» **THE REQUEST**:
Copy out all lines with the word "биле" in them.

** Start of RECORDED DATA **

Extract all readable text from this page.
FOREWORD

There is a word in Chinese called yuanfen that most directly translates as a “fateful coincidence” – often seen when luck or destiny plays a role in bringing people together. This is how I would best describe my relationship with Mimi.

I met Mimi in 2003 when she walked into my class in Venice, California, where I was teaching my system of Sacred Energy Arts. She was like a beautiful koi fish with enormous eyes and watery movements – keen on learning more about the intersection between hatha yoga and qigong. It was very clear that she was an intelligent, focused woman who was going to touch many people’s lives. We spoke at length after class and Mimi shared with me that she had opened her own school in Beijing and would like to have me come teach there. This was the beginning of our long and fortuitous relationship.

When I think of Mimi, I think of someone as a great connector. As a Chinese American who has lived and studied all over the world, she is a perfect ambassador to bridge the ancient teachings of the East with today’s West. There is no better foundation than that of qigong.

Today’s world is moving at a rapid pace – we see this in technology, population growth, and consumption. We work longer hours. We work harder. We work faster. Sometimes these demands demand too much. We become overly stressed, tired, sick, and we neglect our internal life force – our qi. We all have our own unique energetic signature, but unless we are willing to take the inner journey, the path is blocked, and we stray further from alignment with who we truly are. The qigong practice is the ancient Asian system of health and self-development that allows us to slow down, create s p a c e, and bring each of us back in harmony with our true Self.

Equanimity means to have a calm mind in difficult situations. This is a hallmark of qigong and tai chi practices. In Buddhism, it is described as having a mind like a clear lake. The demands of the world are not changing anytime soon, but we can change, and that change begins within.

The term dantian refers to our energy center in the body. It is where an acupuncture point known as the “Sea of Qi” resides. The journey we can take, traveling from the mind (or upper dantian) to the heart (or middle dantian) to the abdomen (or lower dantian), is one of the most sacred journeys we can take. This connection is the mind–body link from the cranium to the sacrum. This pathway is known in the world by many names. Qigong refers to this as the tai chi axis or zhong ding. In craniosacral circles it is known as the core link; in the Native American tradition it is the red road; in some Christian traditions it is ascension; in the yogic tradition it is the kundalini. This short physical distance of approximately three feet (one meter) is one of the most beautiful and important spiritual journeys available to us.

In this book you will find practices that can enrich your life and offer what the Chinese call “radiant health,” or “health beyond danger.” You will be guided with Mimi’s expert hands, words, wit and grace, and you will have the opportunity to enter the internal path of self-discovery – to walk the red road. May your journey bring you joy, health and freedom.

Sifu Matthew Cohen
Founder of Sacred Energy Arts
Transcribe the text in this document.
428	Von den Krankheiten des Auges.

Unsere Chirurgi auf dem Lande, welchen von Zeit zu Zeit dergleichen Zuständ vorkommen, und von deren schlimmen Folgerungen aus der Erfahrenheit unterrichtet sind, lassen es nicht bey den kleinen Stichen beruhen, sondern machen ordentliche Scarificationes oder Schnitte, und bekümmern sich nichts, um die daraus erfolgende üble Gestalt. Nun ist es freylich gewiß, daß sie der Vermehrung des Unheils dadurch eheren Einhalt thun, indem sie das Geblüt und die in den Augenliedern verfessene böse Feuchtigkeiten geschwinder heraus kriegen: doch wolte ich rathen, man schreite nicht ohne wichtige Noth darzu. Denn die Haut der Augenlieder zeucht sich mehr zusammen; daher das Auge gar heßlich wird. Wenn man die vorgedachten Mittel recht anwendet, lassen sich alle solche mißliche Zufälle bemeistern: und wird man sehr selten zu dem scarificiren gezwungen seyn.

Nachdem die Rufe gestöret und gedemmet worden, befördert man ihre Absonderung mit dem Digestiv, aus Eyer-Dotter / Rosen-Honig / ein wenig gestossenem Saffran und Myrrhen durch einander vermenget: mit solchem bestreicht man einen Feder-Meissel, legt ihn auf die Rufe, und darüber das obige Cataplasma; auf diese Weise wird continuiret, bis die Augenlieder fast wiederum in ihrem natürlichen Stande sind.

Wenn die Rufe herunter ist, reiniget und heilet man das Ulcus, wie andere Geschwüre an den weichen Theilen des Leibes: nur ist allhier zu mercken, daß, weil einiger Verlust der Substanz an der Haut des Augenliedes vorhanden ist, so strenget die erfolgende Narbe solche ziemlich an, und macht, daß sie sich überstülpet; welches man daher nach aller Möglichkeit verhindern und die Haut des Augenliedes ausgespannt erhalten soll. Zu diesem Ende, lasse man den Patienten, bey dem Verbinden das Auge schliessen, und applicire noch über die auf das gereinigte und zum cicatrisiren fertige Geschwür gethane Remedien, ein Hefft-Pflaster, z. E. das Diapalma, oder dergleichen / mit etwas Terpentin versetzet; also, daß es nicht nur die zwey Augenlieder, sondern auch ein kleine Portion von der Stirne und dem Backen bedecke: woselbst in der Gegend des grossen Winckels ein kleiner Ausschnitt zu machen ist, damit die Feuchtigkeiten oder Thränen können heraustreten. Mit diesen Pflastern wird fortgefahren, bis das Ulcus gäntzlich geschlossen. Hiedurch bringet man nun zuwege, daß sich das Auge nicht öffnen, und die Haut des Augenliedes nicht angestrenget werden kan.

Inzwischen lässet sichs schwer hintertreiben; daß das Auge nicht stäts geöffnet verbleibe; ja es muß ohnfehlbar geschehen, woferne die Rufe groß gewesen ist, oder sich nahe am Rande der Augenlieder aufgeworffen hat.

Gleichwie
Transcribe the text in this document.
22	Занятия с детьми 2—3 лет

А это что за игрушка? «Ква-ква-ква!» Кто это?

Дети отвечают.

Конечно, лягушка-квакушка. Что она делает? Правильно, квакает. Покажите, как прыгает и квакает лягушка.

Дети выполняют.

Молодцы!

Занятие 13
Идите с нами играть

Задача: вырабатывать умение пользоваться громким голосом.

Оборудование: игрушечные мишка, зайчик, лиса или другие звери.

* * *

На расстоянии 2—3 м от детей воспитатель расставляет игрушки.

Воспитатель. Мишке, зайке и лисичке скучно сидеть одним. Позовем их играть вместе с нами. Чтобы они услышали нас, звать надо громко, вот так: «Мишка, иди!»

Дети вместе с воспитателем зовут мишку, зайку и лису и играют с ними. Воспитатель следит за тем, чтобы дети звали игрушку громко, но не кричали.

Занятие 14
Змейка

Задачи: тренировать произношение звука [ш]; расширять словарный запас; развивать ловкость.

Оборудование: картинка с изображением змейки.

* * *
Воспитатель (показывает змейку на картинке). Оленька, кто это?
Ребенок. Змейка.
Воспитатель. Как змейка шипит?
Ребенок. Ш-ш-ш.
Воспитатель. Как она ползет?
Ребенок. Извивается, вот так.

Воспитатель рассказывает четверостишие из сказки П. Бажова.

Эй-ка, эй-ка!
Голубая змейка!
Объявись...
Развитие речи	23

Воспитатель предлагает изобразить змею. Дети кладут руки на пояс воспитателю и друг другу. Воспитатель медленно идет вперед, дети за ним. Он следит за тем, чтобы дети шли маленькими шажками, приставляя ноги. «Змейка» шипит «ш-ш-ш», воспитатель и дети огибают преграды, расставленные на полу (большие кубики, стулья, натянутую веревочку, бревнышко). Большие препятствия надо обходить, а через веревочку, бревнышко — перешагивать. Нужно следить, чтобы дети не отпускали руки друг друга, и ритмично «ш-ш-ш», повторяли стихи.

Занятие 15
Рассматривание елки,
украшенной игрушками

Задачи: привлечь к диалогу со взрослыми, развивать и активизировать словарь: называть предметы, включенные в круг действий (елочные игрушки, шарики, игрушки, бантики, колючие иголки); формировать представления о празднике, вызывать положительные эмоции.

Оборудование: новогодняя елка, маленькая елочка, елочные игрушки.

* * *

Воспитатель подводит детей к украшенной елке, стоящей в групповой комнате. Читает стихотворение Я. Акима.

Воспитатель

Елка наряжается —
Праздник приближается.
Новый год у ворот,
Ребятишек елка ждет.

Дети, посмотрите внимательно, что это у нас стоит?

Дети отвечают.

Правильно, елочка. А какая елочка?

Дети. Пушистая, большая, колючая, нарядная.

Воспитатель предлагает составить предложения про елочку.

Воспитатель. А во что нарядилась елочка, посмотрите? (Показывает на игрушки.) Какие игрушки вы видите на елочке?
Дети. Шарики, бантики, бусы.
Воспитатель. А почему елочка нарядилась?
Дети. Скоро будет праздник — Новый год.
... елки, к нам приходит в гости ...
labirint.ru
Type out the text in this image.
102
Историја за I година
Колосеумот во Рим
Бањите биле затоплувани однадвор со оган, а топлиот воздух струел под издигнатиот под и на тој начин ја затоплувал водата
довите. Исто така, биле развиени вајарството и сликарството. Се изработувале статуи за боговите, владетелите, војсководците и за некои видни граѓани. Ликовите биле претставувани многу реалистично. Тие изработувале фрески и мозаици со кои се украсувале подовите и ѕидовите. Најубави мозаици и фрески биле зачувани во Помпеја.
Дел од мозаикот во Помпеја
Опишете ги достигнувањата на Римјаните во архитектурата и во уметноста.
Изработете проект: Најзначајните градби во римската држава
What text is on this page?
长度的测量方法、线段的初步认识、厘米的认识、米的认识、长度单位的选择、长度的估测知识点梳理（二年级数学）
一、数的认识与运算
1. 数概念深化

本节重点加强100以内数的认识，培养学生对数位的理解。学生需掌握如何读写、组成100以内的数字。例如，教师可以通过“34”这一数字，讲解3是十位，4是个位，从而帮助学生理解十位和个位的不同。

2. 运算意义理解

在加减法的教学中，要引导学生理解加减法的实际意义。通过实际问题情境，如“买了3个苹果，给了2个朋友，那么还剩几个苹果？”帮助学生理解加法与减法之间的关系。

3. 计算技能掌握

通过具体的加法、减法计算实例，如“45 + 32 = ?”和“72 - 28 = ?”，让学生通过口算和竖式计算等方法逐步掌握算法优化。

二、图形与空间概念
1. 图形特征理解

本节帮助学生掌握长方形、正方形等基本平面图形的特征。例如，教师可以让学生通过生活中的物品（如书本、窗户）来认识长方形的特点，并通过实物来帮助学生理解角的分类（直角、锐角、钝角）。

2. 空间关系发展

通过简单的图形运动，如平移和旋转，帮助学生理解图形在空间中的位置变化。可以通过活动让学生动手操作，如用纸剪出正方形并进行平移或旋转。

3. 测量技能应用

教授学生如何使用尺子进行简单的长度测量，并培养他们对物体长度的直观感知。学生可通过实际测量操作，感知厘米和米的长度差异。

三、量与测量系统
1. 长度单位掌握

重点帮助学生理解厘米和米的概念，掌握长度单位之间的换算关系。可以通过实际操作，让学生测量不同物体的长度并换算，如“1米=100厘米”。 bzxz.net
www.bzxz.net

** End of RECORDED DATA **

» **EXERCISE RESULT**:
Бањите биле затоплувани однадвор со оган, а топлиот воздух струел под издигнатиот под и на тој начин ја затоплувал водата
довите. Исто така, биле развиени вајарството и сликарството. Се изработувале статуи за боговите, владетелите, војсководците и за некои видни граѓани. Ликовите биле претставувани многу реалистично. Тие изработувале фрески и мозаици со кои се украсувале подовите и ѕидовите. Најубави мозаици и фрески биле зачувани во Помпеја.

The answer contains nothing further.